# EXERCISE AIM
Copy every record exactly, and keep the pictures out.

[[ RECORDS PROVIDED open ]]

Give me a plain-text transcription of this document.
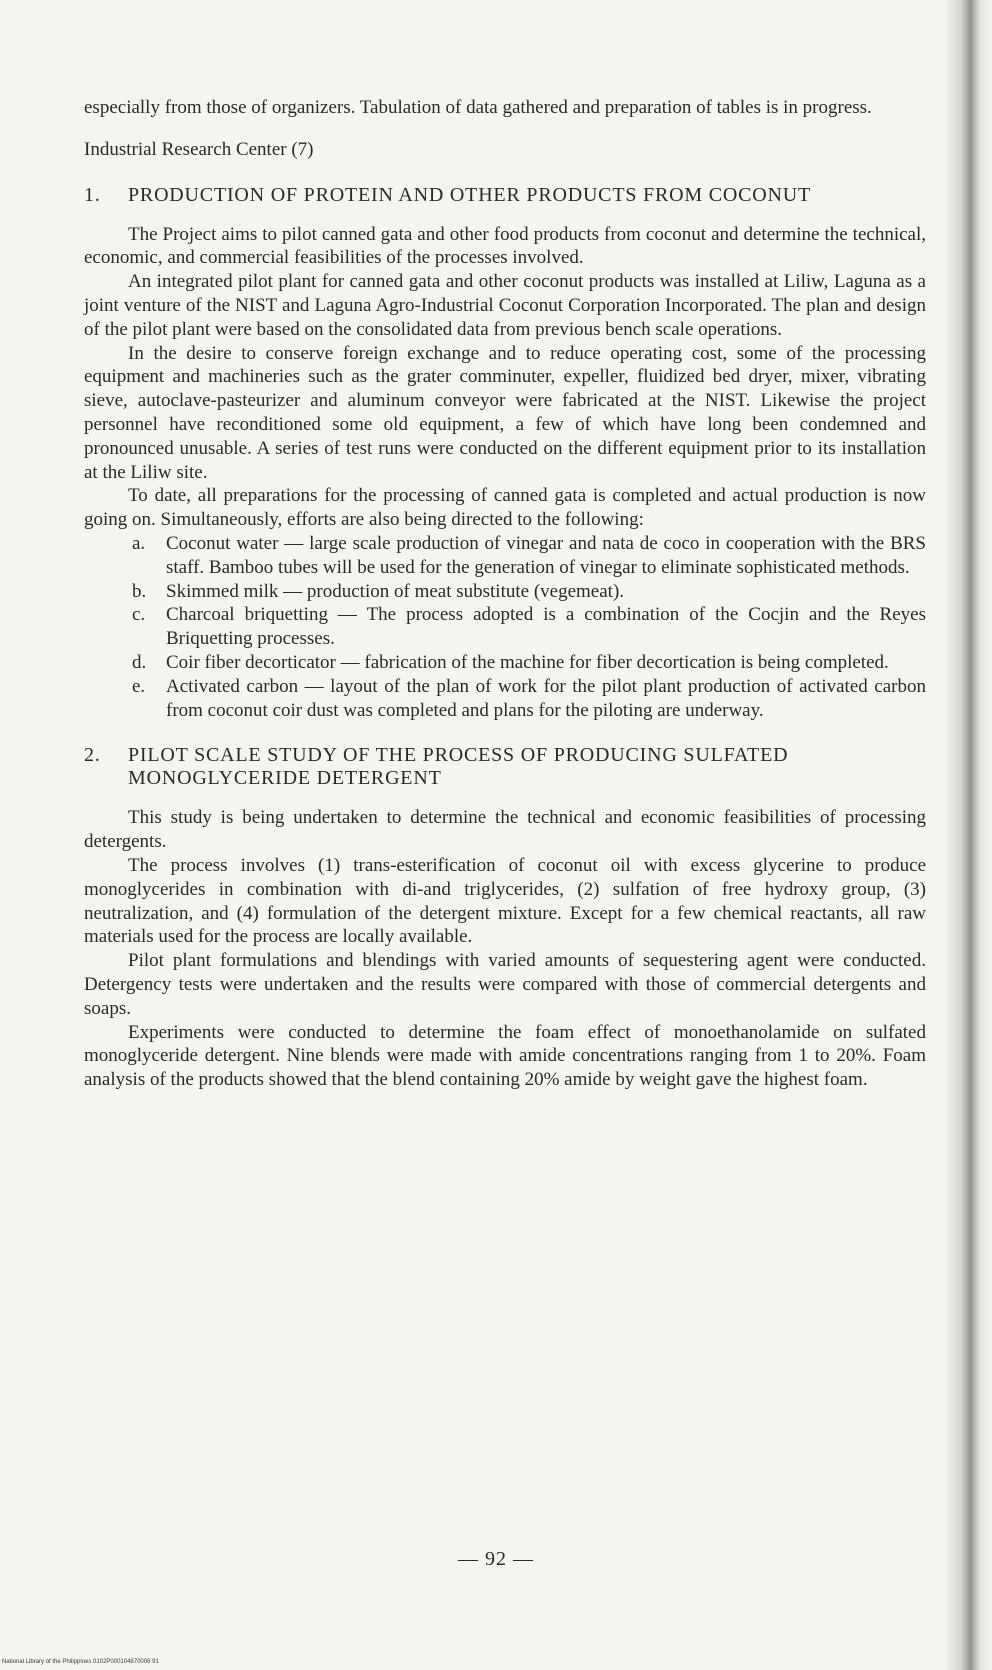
especially from those of organizers. Tabulation of data gathered and preparation of tables is in progress.

Industrial Research Center (7)

1.	PRODUCTION OF PROTEIN AND OTHER PRODUCTS FROM COCONUT

The Project aims to pilot canned gata and other food products from coconut and determine the technical, economic, and commercial feasibilities of the processes involved.

An integrated pilot plant for canned gata and other coconut products was installed at Liliw, Laguna as a joint venture of the NIST and Laguna Agro-Industrial Coconut Corporation Incorporated. The plan and design of the pilot plant were based on the consolidated data from previous bench scale operations.

In the desire to conserve foreign exchange and to reduce operating cost, some of the processing equipment and machineries such as the grater comminuter, expeller, fluidized bed dryer, mixer, vibrating sieve, autoclave-pasteurizer and aluminum conveyor were fabricated at the NIST. Likewise the project personnel have reconditioned some old equipment, a few of which have long been condemned and pronounced unusable. A series of test runs were conducted on the different equipment prior to its installation at the Liliw site.

To date, all preparations for the processing of canned gata is completed and actual production is now going on. Simultaneously, efforts are also being directed to the following:

a.	Coconut water — large scale production of vinegar and nata de coco in cooperation with the BRS staff. Bamboo tubes will be used for the generation of vinegar to eliminate sophisticated methods.
b.	Skimmed milk — production of meat substitute (vegemeat).
c.	Charcoal briquetting — The process adopted is a combination of the Cocjin and the Reyes Briquetting processes.
d.	Coir fiber decorticator — fabrication of the machine for fiber decortication is being completed.
e.	Activated carbon — layout of the plan of work for the pilot plant production of activated carbon from coconut coir dust was completed and plans for the piloting are underway.
2.	PILOT SCALE STUDY OF THE PROCESS OF PRODUCING SULFATED MONOGLYCERIDE DETERGENT

This study is being undertaken to determine the technical and economic feasibilities of processing detergents.

The process involves (1) trans-esterification of coconut oil with excess glycerine to produce monoglycerides in combination with di-and triglycerides, (2) sulfation of free hydroxy group, (3) neutralization, and (4) formulation of the detergent mixture. Except for a few chemical reactants, all raw materials used for the process are locally available.

Pilot plant formulations and blendings with varied amounts of sequestering agent were conducted. Detergency tests were undertaken and the results were compared with those of commercial detergents and soaps.

Experiments were conducted to determine the foam effect of monoethanolamide on sulfated monoglyceride detergent. Nine blends were made with amide concentrations ranging from 1 to 20%. Foam analysis of the products showed that the blend containing 20% amide by weight gave the highest foam.

— 92 —
National Library of the Philippines 0102P000104870006 91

[[ RECORDS PROVIDED closed ]]

# EXERCISE OUTPUT
Give me a plain-text transcription of this document.
especially from those of organizers. Tabulation of data gathered and preparation of tables is in progress.

Industrial Research Center (7)

1.	PRODUCTION OF PROTEIN AND OTHER PRODUCTS FROM COCONUT

The Project aims to pilot canned gata and other food products from coconut and determine the technical, economic, and commercial feasibilities of the processes involved.

An integrated pilot plant for canned gata and other coconut products was installed at Liliw, Laguna as a joint venture of the NIST and Laguna Agro-Industrial Coconut Corporation Incorporated. The plan and design of the pilot plant were based on the consolidated data from previous bench scale operations.

In the desire to conserve foreign exchange and to reduce operating cost, some of the processing equipment and machineries such as the grater comminuter, expeller, fluidized bed dryer, mixer, vibrating sieve, autoclave-pasteurizer and aluminum conveyor were fabricated at the NIST. Likewise the project personnel have reconditioned some old equipment, a few of which have long been condemned and pronounced unusable. A series of test runs were conducted on the different equipment prior to its installation at the Liliw site.

To date, all preparations for the processing of canned gata is completed and actual production is now going on. Simultaneously, efforts are also being directed to the following:

a.	Coconut water — large scale production of vinegar and nata de coco in cooperation with the BRS staff. Bamboo tubes will be used for the generation of vinegar to eliminate sophisticated methods.
b.	Skimmed milk — production of meat substitute (vegemeat).
c.	Charcoal briquetting — The process adopted is a combination of the Cocjin and the Reyes Briquetting processes.
d.	Coir fiber decorticator — fabrication of the machine for fiber decortication is being completed.
e.	Activated carbon — layout of the plan of work for the pilot plant production of activated carbon from coconut coir dust was completed and plans for the piloting are underway.
2.	PILOT SCALE STUDY OF THE PROCESS OF PRODUCING SULFATED MONOGLYCERIDE DETERGENT

This study is being undertaken to determine the technical and economic feasibilities of processing detergents.

The process involves (1) trans-esterification of coconut oil with excess glycerine to produce monoglycerides in combination with di-and triglycerides, (2) sulfation of free hydroxy group, (3) neutralization, and (4) formulation of the detergent mixture. Except for a few chemical reactants, all raw materials used for the process are locally available.

Pilot plant formulations and blendings with varied amounts of sequestering agent were conducted. Detergency tests were undertaken and the results were compared with those of commercial detergents and soaps.

Experiments were conducted to determine the foam effect of monoethanolamide on sulfated monoglyceride detergent. Nine blends were made with amide concentrations ranging from 1 to 20%. Foam analysis of the products showed that the blend containing 20% amide by weight gave the highest foam.

— 92 —
National Library of the Philippines 0102P000104870006 91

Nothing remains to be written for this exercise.